**What you have to do**
Locate all lines with the word "color" and copy them out.
···
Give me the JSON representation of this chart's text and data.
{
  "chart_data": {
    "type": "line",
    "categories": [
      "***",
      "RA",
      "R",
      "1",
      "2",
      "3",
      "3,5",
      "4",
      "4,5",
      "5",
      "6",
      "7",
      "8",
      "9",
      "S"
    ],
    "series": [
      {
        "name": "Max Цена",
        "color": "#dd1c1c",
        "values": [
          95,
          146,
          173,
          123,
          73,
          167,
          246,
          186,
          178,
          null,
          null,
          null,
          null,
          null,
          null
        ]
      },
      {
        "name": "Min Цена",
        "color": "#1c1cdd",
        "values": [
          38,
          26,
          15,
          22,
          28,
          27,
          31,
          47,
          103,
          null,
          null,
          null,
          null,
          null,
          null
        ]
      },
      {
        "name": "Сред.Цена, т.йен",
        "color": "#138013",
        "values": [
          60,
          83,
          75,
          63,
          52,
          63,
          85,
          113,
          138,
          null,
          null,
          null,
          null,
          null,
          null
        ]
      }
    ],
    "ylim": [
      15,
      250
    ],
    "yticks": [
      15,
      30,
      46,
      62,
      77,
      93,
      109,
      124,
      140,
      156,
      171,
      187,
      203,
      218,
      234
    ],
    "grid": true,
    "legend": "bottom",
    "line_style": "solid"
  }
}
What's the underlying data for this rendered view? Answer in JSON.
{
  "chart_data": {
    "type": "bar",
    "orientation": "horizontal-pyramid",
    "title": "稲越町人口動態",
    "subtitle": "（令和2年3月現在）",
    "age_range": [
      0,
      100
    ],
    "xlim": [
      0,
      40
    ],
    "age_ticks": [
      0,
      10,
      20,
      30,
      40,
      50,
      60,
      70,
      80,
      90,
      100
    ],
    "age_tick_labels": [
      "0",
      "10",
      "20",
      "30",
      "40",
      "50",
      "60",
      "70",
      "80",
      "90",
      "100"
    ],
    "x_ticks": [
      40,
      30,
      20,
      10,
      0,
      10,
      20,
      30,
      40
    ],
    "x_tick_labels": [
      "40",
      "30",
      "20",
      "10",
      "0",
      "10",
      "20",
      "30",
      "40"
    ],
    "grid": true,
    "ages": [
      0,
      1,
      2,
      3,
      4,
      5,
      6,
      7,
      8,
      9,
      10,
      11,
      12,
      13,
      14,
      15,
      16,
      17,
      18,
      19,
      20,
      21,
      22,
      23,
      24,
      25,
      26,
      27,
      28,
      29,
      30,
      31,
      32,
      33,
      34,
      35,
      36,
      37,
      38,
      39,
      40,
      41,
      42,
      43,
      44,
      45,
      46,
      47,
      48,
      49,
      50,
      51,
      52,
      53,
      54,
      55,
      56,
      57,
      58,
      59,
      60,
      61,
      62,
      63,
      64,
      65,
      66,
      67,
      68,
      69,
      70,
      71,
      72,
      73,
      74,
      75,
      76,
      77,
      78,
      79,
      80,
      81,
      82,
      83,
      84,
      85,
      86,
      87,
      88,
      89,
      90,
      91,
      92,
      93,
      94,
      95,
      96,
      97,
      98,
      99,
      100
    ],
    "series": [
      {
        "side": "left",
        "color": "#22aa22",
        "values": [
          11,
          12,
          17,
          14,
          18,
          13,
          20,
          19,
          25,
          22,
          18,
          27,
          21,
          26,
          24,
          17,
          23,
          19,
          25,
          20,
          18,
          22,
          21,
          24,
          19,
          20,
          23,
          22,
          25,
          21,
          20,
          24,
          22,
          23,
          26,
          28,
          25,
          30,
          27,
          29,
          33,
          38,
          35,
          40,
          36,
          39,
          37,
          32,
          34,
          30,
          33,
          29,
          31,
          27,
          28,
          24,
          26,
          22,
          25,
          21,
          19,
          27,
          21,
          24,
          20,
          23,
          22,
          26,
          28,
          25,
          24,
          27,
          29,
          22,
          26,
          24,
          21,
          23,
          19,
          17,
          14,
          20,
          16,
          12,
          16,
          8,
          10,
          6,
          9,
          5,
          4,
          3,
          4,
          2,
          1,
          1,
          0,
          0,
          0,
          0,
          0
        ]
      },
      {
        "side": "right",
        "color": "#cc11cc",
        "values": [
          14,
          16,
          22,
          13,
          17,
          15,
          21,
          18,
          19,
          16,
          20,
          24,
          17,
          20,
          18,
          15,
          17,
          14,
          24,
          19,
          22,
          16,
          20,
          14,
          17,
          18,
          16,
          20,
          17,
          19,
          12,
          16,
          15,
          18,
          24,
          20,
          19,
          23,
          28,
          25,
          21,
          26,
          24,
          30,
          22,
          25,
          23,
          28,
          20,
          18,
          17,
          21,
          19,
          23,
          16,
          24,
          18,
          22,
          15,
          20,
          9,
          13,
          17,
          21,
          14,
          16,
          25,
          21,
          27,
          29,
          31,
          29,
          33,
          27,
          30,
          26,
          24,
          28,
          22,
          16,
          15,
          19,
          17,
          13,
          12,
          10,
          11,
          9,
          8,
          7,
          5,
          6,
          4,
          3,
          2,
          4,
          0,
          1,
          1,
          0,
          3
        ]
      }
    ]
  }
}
···
**Reply to the task**
        "color": "#dd1c1c",
        "color": "#1c1cdd",
        "color": "#138013",
        "color": "#22aa22",
        "color": "#cc11cc",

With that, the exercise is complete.